Stored data:
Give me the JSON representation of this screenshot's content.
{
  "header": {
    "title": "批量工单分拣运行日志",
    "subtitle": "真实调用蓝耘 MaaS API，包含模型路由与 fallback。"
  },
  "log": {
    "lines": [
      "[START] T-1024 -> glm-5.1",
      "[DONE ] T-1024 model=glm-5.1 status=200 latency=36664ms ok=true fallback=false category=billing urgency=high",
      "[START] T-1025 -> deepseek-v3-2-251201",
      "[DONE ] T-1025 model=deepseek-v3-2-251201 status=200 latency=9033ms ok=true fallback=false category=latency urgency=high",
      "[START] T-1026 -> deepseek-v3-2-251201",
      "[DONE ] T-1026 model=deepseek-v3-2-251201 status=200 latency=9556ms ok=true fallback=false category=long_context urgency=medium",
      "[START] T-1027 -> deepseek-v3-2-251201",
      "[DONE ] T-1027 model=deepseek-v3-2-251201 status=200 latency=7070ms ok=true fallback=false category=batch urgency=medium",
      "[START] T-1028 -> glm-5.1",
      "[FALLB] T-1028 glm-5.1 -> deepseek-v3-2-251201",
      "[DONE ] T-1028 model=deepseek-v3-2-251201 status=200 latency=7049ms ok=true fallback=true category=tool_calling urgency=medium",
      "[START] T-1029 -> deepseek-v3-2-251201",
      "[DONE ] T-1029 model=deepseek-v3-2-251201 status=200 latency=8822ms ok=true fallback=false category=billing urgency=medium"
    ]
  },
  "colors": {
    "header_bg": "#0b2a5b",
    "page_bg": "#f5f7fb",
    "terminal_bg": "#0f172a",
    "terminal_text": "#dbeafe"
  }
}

__TO DO__: Copy out all of the records above with nothing altered.

__THE REPLY__:
Give me the JSON representation of this screenshot's content.
{
  "header": {
    "title": "批量工单分拣运行日志",
    "subtitle": "真实调用蓝耘 MaaS API，包含模型路由与 fallback。"
  },
  "log": {
    "lines": [
      "[START] T-1024 -> glm-5.1",
      "[DONE ] T-1024 model=glm-5.1 status=200 latency=36664ms ok=true fallback=false category=billing urgency=high",
      "[START] T-1025 -> deepseek-v3-2-251201",
      "[DONE ] T-1025 model=deepseek-v3-2-251201 status=200 latency=9033ms ok=true fallback=false category=latency urgency=high",
      "[START] T-1026 -> deepseek-v3-2-251201",
      "[DONE ] T-1026 model=deepseek-v3-2-251201 status=200 latency=9556ms ok=true fallback=false category=long_context urgency=medium",
      "[START] T-1027 -> deepseek-v3-2-251201",
      "[DONE ] T-1027 model=deepseek-v3-2-251201 status=200 latency=7070ms ok=true fallback=false category=batch urgency=medium",
      "[START] T-1028 -> glm-5.1",
      "[FALLB] T-1028 glm-5.1 -> deepseek-v3-2-251201",
      "[DONE ] T-1028 model=deepseek-v3-2-251201 status=200 latency=7049ms ok=true fallback=true category=tool_calling urgency=medium",
      "[START] T-1029 -> deepseek-v3-2-251201",
      "[DONE ] T-1029 model=deepseek-v3-2-251201 status=200 latency=8822ms ok=true fallback=false category=billing urgency=medium"
    ]
  },
  "colors": {
    "header_bg": "#0b2a5b",
    "page_bg": "#f5f7fb",
    "terminal_bg": "#0f172a",
    "terminal_text": "#dbeafe"
  }
}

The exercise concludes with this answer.